### Exercise requirements
Within the data that follows, how many lines contain the word "Scone"? Reply with only the number.

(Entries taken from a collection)
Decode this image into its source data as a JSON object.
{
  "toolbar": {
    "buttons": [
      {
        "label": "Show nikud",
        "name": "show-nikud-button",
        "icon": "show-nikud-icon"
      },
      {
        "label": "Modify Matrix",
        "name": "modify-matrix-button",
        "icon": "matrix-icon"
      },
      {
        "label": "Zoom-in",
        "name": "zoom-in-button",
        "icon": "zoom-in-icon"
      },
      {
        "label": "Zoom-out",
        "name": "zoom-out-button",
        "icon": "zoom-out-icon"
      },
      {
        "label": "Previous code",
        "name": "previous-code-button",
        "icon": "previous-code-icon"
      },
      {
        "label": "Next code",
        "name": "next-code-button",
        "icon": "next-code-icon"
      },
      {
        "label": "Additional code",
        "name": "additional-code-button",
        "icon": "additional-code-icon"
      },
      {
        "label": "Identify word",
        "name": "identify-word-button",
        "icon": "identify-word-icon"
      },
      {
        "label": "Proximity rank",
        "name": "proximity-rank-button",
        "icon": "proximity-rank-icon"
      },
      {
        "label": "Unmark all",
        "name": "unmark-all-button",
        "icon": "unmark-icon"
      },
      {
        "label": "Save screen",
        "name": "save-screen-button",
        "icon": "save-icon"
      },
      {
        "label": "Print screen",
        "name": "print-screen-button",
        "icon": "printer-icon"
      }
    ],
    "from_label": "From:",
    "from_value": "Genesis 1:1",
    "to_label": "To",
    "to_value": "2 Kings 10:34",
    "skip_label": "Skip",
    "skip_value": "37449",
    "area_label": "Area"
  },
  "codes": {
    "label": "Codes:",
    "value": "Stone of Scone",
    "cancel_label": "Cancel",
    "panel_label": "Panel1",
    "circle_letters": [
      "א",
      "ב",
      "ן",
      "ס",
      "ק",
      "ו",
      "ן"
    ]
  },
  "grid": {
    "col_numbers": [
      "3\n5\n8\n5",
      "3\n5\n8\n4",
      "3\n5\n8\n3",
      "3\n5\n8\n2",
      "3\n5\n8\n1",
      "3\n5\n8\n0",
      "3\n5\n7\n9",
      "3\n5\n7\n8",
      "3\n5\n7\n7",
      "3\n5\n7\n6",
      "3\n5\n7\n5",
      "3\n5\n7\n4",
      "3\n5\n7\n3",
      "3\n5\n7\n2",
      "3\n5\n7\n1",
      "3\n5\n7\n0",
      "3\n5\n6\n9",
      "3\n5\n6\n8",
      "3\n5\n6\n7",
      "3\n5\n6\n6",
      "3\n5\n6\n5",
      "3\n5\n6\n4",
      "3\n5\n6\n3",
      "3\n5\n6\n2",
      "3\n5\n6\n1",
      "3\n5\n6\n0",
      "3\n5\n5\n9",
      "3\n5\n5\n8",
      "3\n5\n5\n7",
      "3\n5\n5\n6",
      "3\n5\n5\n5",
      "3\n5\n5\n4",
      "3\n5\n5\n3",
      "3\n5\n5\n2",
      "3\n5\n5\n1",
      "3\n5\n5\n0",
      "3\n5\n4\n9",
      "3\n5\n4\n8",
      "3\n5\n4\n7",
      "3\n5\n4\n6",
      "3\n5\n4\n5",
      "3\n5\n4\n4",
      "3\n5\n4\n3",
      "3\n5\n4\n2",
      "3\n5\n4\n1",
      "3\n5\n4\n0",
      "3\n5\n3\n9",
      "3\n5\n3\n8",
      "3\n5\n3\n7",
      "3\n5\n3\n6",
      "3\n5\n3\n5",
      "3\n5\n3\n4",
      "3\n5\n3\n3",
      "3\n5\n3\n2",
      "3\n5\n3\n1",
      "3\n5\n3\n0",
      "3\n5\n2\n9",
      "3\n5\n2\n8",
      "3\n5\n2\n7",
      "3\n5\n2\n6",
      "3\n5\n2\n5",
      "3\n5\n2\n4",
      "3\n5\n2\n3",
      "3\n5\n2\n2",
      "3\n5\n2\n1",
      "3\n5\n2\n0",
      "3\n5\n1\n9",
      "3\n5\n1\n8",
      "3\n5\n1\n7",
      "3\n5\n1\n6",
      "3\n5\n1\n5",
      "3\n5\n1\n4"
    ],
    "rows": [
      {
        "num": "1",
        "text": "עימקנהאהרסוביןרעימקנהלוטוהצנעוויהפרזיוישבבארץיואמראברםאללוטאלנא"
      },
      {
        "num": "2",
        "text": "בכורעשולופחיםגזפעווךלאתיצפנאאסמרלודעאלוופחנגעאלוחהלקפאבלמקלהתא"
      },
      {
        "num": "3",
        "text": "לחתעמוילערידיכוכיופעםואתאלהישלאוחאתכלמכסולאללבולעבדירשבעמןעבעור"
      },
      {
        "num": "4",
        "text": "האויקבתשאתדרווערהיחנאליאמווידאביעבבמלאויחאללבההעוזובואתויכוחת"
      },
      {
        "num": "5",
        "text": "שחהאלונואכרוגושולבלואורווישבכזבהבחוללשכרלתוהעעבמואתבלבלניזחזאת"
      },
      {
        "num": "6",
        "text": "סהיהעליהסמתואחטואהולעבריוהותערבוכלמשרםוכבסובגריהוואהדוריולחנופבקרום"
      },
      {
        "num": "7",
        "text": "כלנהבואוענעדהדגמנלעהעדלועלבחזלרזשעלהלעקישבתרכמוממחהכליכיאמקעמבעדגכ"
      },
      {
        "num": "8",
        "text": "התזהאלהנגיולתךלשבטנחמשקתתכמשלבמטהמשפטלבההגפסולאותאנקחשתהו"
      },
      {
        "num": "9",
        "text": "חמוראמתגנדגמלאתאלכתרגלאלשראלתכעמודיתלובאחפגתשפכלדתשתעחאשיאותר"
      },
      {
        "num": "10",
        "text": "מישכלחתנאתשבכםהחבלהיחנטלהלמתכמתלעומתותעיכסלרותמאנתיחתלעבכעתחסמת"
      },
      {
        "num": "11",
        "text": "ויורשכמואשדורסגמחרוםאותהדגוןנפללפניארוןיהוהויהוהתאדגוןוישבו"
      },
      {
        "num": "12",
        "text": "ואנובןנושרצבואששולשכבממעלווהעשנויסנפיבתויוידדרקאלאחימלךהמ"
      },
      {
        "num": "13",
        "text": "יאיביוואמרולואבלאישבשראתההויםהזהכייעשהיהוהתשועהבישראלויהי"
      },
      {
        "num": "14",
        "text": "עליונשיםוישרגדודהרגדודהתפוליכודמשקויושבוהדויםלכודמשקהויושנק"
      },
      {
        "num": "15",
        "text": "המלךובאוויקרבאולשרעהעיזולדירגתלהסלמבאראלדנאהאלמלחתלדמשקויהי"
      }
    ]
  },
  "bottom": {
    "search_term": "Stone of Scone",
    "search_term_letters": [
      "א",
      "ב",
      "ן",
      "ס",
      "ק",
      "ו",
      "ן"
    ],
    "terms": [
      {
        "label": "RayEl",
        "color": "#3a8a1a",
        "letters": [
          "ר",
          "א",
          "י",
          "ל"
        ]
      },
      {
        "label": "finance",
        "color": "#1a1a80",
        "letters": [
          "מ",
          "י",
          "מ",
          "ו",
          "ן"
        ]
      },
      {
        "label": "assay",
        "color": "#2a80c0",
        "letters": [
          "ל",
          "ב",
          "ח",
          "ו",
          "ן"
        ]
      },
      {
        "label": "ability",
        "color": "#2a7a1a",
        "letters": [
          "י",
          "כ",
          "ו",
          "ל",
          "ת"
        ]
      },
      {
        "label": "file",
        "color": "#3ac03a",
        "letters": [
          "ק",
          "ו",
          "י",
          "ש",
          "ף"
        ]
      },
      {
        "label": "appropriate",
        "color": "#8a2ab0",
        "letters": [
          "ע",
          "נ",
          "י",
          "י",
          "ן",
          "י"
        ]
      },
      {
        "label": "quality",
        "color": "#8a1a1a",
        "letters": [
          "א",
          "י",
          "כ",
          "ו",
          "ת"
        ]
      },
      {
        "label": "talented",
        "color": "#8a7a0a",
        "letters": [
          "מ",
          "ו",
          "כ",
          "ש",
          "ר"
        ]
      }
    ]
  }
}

### Result
2